▶ _Data rows_:
[Start]

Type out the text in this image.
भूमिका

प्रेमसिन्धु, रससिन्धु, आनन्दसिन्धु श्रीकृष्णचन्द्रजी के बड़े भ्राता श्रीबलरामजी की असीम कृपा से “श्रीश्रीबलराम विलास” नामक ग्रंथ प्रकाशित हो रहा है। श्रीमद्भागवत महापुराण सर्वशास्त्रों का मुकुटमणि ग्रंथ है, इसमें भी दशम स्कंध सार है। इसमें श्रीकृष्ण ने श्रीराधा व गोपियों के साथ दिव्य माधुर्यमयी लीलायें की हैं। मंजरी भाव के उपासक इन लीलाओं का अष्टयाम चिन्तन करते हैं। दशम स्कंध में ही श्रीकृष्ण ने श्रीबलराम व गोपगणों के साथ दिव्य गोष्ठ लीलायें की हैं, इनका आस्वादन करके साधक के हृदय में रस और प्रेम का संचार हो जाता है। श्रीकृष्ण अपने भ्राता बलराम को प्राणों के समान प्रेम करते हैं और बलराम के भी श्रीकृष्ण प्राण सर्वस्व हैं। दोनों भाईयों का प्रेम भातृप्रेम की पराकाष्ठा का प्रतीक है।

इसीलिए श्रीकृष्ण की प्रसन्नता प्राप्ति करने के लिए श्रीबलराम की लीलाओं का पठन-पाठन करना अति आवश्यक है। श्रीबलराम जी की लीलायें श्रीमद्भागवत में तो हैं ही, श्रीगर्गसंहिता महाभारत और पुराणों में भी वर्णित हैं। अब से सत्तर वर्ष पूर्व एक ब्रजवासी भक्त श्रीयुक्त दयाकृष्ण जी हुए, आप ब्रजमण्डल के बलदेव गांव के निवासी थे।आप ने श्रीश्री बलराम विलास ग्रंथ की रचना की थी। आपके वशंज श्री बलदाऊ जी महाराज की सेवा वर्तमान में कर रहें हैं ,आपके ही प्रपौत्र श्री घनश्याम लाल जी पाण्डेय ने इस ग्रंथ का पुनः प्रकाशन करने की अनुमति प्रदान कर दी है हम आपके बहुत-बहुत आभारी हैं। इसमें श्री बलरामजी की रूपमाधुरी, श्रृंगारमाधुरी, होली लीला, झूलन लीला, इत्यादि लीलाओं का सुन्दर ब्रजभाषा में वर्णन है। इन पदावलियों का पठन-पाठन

[End]
[Start]

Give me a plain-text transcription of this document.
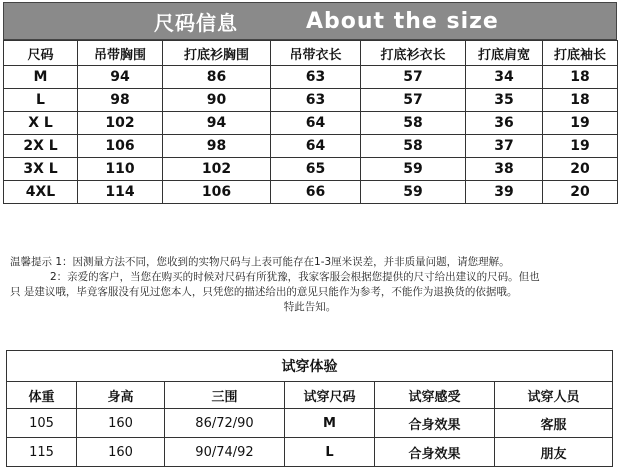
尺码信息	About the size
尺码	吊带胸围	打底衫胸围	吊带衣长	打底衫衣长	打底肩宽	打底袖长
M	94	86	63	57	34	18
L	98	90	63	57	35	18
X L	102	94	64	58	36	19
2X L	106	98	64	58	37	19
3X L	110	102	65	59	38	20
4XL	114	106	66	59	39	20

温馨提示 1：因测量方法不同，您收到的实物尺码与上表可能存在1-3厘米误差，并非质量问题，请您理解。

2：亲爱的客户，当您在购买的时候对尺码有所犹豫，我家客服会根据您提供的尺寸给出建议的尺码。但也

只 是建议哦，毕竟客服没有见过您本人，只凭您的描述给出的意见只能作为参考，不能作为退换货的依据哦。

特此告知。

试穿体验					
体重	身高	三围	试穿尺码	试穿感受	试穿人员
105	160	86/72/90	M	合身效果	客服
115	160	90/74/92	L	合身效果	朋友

[End]
[Start]

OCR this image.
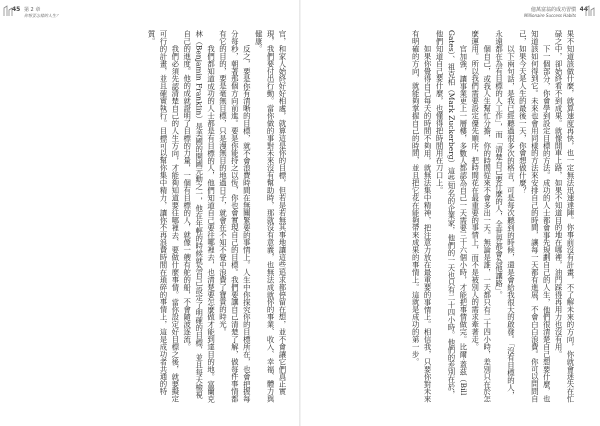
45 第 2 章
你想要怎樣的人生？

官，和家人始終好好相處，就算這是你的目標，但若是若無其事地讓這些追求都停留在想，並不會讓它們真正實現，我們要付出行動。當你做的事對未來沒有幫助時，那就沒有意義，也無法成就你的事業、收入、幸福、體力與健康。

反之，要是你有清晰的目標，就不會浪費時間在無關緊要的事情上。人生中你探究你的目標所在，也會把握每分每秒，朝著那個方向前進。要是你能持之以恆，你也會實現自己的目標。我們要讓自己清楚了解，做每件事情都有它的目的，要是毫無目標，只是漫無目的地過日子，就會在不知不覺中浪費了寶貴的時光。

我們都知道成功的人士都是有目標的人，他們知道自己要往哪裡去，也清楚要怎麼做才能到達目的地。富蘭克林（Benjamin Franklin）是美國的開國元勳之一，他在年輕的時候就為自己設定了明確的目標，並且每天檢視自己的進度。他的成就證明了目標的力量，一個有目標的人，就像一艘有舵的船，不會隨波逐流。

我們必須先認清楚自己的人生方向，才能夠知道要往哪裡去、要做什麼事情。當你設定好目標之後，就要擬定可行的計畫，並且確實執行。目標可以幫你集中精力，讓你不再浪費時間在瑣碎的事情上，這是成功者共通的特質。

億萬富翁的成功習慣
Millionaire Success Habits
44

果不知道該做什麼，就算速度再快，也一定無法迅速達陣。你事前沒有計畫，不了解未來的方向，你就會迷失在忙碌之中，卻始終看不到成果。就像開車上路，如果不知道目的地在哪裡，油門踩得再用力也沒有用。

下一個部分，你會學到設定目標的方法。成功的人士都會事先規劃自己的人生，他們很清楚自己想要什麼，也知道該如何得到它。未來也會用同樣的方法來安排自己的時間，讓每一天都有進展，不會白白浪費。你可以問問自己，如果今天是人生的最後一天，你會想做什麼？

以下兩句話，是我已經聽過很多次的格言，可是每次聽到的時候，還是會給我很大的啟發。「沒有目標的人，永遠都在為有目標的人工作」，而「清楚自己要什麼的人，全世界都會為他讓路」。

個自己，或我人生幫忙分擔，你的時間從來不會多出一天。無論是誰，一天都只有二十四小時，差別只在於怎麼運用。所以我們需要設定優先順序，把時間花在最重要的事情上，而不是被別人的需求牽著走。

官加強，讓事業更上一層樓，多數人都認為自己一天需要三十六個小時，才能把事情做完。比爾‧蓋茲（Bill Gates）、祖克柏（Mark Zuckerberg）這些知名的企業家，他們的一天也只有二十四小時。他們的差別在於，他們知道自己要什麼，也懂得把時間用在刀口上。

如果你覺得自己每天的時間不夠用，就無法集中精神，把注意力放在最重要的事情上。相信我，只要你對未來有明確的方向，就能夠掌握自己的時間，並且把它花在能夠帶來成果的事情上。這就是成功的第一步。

[End]

▶ _What you should do_:
Read through the data and copy every line where "合身效果" shows up.

▶ _Response for this exercise_:
105	160	86/72/90	M	合身效果	客服
115	160	90/74/92	L	合身效果	朋友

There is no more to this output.